**Instruction**
Read the data and repeat it in full, exactly.

**Data**

━━━━━━━━━━

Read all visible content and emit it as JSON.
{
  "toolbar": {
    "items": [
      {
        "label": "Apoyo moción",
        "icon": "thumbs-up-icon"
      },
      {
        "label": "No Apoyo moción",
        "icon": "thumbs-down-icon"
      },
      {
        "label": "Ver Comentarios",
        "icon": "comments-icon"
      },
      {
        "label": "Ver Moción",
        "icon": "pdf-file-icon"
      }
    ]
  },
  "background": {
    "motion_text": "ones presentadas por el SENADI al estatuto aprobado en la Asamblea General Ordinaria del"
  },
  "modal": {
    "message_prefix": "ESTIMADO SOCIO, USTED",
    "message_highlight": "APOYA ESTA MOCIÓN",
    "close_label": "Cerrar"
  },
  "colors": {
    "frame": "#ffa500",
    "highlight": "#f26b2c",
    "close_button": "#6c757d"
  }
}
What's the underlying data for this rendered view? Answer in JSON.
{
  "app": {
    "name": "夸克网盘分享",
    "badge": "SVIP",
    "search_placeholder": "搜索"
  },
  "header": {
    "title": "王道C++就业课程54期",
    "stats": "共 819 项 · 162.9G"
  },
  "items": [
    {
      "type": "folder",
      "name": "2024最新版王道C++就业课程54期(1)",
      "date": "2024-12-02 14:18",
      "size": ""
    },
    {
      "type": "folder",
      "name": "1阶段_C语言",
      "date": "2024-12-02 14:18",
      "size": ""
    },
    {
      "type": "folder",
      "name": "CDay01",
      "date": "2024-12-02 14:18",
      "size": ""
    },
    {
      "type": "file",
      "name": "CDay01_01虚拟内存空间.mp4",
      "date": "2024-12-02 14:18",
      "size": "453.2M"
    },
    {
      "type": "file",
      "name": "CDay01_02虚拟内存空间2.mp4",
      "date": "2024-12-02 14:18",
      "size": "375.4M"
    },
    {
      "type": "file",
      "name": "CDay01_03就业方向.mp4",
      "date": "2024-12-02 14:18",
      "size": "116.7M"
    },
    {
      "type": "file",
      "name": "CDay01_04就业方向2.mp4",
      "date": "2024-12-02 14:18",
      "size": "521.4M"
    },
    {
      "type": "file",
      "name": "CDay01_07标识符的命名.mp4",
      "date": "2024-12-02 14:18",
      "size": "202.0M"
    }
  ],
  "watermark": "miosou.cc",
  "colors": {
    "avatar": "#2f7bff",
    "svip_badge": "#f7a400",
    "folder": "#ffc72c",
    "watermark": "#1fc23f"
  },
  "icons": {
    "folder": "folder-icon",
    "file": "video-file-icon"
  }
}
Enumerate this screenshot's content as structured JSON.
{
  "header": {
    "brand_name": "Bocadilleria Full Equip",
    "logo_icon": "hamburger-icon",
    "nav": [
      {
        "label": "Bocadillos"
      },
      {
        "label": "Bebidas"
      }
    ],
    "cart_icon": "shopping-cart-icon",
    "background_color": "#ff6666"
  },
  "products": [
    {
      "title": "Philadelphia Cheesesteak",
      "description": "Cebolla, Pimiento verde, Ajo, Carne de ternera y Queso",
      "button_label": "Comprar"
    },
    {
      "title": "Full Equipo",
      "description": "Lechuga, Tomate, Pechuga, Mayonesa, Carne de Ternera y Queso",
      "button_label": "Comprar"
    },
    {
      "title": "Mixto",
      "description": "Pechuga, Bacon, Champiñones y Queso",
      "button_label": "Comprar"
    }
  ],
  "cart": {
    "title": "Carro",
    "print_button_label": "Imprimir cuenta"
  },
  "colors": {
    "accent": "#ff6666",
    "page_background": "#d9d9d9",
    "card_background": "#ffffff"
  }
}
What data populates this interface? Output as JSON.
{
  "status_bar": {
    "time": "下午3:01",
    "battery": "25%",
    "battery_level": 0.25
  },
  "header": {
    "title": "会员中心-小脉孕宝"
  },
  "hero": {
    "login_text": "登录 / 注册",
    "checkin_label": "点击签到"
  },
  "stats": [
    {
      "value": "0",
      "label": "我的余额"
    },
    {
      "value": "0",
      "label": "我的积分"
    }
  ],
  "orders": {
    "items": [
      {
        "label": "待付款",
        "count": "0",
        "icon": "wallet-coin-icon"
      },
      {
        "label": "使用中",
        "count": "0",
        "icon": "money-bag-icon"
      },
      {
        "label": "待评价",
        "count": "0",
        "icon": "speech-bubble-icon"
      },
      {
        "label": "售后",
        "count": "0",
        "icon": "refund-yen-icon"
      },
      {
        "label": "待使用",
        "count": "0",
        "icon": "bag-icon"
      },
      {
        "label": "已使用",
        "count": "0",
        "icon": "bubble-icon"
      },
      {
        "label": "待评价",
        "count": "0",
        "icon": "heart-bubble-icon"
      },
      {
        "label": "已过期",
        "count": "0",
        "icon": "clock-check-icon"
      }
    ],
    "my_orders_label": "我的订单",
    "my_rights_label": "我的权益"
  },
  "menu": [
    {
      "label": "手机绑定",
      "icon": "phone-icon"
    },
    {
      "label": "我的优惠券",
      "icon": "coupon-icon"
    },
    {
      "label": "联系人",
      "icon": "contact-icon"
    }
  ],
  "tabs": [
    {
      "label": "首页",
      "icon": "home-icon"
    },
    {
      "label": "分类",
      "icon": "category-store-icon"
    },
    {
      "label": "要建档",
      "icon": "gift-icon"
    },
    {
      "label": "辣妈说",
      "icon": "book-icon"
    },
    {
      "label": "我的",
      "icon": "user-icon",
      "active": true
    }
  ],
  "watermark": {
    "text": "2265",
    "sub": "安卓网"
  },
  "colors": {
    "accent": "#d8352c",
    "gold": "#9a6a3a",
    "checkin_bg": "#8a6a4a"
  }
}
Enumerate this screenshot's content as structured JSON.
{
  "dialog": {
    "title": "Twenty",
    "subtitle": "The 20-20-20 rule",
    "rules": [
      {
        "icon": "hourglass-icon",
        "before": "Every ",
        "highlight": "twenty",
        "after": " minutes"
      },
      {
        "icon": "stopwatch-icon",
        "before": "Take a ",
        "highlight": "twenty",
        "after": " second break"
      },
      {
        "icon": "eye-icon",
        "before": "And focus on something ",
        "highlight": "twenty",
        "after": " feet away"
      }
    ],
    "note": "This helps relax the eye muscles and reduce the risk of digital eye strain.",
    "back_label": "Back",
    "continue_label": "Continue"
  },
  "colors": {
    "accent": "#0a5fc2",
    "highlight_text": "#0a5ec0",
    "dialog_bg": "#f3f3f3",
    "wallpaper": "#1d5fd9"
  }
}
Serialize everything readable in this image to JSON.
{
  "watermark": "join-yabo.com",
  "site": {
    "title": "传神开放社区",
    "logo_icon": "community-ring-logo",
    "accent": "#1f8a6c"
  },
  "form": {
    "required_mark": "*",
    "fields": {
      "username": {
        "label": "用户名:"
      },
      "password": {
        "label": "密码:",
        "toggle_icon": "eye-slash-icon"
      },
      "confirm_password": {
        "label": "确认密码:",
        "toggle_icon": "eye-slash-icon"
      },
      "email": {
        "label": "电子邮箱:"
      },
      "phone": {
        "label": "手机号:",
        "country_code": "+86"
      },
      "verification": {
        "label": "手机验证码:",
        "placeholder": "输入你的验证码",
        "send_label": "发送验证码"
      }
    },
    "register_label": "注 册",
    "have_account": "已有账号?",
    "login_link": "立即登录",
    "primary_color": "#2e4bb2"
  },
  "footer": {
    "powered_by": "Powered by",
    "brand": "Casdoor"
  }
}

━━━━━━━━━━

**Exercise solution**
Read all visible content and emit it as JSON.
{
  "toolbar": {
    "items": [
      {
        "label": "Apoyo moción",
        "icon": "thumbs-up-icon"
      },
      {
        "label": "No Apoyo moción",
        "icon": "thumbs-down-icon"
      },
      {
        "label": "Ver Comentarios",
        "icon": "comments-icon"
      },
      {
        "label": "Ver Moción",
        "icon": "pdf-file-icon"
      }
    ]
  },
  "background": {
    "motion_text": "ones presentadas por el SENADI al estatuto aprobado en la Asamblea General Ordinaria del"
  },
  "modal": {
    "message_prefix": "ESTIMADO SOCIO, USTED",
    "message_highlight": "APOYA ESTA MOCIÓN",
    "close_label": "Cerrar"
  },
  "colors": {
    "frame": "#ffa500",
    "highlight": "#f26b2c",
    "close_button": "#6c757d"
  }
}
What's the underlying data for this rendered view? Answer in JSON.
{
  "app": {
    "name": "夸克网盘分享",
    "badge": "SVIP",
    "search_placeholder": "搜索"
  },
  "header": {
    "title": "王道C++就业课程54期",
    "stats": "共 819 项 · 162.9G"
  },
  "items": [
    {
      "type": "folder",
      "name": "2024最新版王道C++就业课程54期(1)",
      "date": "2024-12-02 14:18",
      "size": ""
    },
    {
      "type": "folder",
      "name": "1阶段_C语言",
      "date": "2024-12-02 14:18",
      "size": ""
    },
    {
      "type": "folder",
      "name": "CDay01",
      "date": "2024-12-02 14:18",
      "size": ""
    },
    {
      "type": "file",
      "name": "CDay01_01虚拟内存空间.mp4",
      "date": "2024-12-02 14:18",
      "size": "453.2M"
    },
    {
      "type": "file",
      "name": "CDay01_02虚拟内存空间2.mp4",
      "date": "2024-12-02 14:18",
      "size": "375.4M"
    },
    {
      "type": "file",
      "name": "CDay01_03就业方向.mp4",
      "date": "2024-12-02 14:18",
      "size": "116.7M"
    },
    {
      "type": "file",
      "name": "CDay01_04就业方向2.mp4",
      "date": "2024-12-02 14:18",
      "size": "521.4M"
    },
    {
      "type": "file",
      "name": "CDay01_07标识符的命名.mp4",
      "date": "2024-12-02 14:18",
      "size": "202.0M"
    }
  ],
  "watermark": "miosou.cc",
  "colors": {
    "avatar": "#2f7bff",
    "svip_badge": "#f7a400",
    "folder": "#ffc72c",
    "watermark": "#1fc23f"
  },
  "icons": {
    "folder": "folder-icon",
    "file": "video-file-icon"
  }
}
Enumerate this screenshot's content as structured JSON.
{
  "header": {
    "brand_name": "Bocadilleria Full Equip",
    "logo_icon": "hamburger-icon",
    "nav": [
      {
        "label": "Bocadillos"
      },
      {
        "label": "Bebidas"
      }
    ],
    "cart_icon": "shopping-cart-icon",
    "background_color": "#ff6666"
  },
  "products": [
    {
      "title": "Philadelphia Cheesesteak",
      "description": "Cebolla, Pimiento verde, Ajo, Carne de ternera y Queso",
      "button_label": "Comprar"
    },
    {
      "title": "Full Equipo",
      "description": "Lechuga, Tomate, Pechuga, Mayonesa, Carne de Ternera y Queso",
      "button_label": "Comprar"
    },
    {
      "title": "Mixto",
      "description": "Pechuga, Bacon, Champiñones y Queso",
      "button_label": "Comprar"
    }
  ],
  "cart": {
    "title": "Carro",
    "print_button_label": "Imprimir cuenta"
  },
  "colors": {
    "accent": "#ff6666",
    "page_background": "#d9d9d9",
    "card_background": "#ffffff"
  }
}
What data populates this interface? Output as JSON.
{
  "status_bar": {
    "time": "下午3:01",
    "battery": "25%",
    "battery_level": 0.25
  },
  "header": {
    "title": "会员中心-小脉孕宝"
  },
  "hero": {
    "login_text": "登录 / 注册",
    "checkin_label": "点击签到"
  },
  "stats": [
    {
      "value": "0",
      "label": "我的余额"
    },
    {
      "value": "0",
      "label": "我的积分"
    }
  ],
  "orders": {
    "items": [
      {
        "label": "待付款",
        "count": "0",
        "icon": "wallet-coin-icon"
      },
      {
        "label": "使用中",
        "count": "0",
        "icon": "money-bag-icon"
      },
      {
        "label": "待评价",
        "count": "0",
        "icon": "speech-bubble-icon"
      },
      {
        "label": "售后",
        "count": "0",
        "icon": "refund-yen-icon"
      },
      {
        "label": "待使用",
        "count": "0",
        "icon": "bag-icon"
      },
      {
        "label": "已使用",
        "count": "0",
        "icon": "bubble-icon"
      },
      {
        "label": "待评价",
        "count": "0",
        "icon": "heart-bubble-icon"
      },
      {
        "label": "已过期",
        "count": "0",
        "icon": "clock-check-icon"
      }
    ],
    "my_orders_label": "我的订单",
    "my_rights_label": "我的权益"
  },
  "menu": [
    {
      "label": "手机绑定",
      "icon": "phone-icon"
    },
    {
      "label": "我的优惠券",
      "icon": "coupon-icon"
    },
    {
      "label": "联系人",
      "icon": "contact-icon"
    }
  ],
  "tabs": [
    {
      "label": "首页",
      "icon": "home-icon"
    },
    {
      "label": "分类",
      "icon": "category-store-icon"
    },
    {
      "label": "要建档",
      "icon": "gift-icon"
    },
    {
      "label": "辣妈说",
      "icon": "book-icon"
    },
    {
      "label": "我的",
      "icon": "user-icon",
      "active": true
    }
  ],
  "watermark": {
    "text": "2265",
    "sub": "安卓网"
  },
  "colors": {
    "accent": "#d8352c",
    "gold": "#9a6a3a",
    "checkin_bg": "#8a6a4a"
  }
}
Enumerate this screenshot's content as structured JSON.
{
  "dialog": {
    "title": "Twenty",
    "subtitle": "The 20-20-20 rule",
    "rules": [
      {
        "icon": "hourglass-icon",
        "before": "Every ",
        "highlight": "twenty",
        "after": " minutes"
      },
      {
        "icon": "stopwatch-icon",
        "before": "Take a ",
        "highlight": "twenty",
        "after": " second break"
      },
      {
        "icon": "eye-icon",
        "before": "And focus on something ",
        "highlight": "twenty",
        "after": " feet away"
      }
    ],
    "note": "This helps relax the eye muscles and reduce the risk of digital eye strain.",
    "back_label": "Back",
    "continue_label": "Continue"
  },
  "colors": {
    "accent": "#0a5fc2",
    "highlight_text": "#0a5ec0",
    "dialog_bg": "#f3f3f3",
    "wallpaper": "#1d5fd9"
  }
}
Serialize everything readable in this image to JSON.
{
  "watermark": "join-yabo.com",
  "site": {
    "title": "传神开放社区",
    "logo_icon": "community-ring-logo",
    "accent": "#1f8a6c"
  },
  "form": {
    "required_mark": "*",
    "fields": {
      "username": {
        "label": "用户名:"
      },
      "password": {
        "label": "密码:",
        "toggle_icon": "eye-slash-icon"
      },
      "confirm_password": {
        "label": "确认密码:",
        "toggle_icon": "eye-slash-icon"
      },
      "email": {
        "label": "电子邮箱:"
      },
      "phone": {
        "label": "手机号:",
        "country_code": "+86"
      },
      "verification": {
        "label": "手机验证码:",
        "placeholder": "输入你的验证码",
        "send_label": "发送验证码"
      }
    },
    "register_label": "注 册",
    "have_account": "已有账号?",
    "login_link": "立即登录",
    "primary_color": "#2e4bb2"
  },
  "footer": {
    "powered_by": "Powered by",
    "brand": "Casdoor"
  }
}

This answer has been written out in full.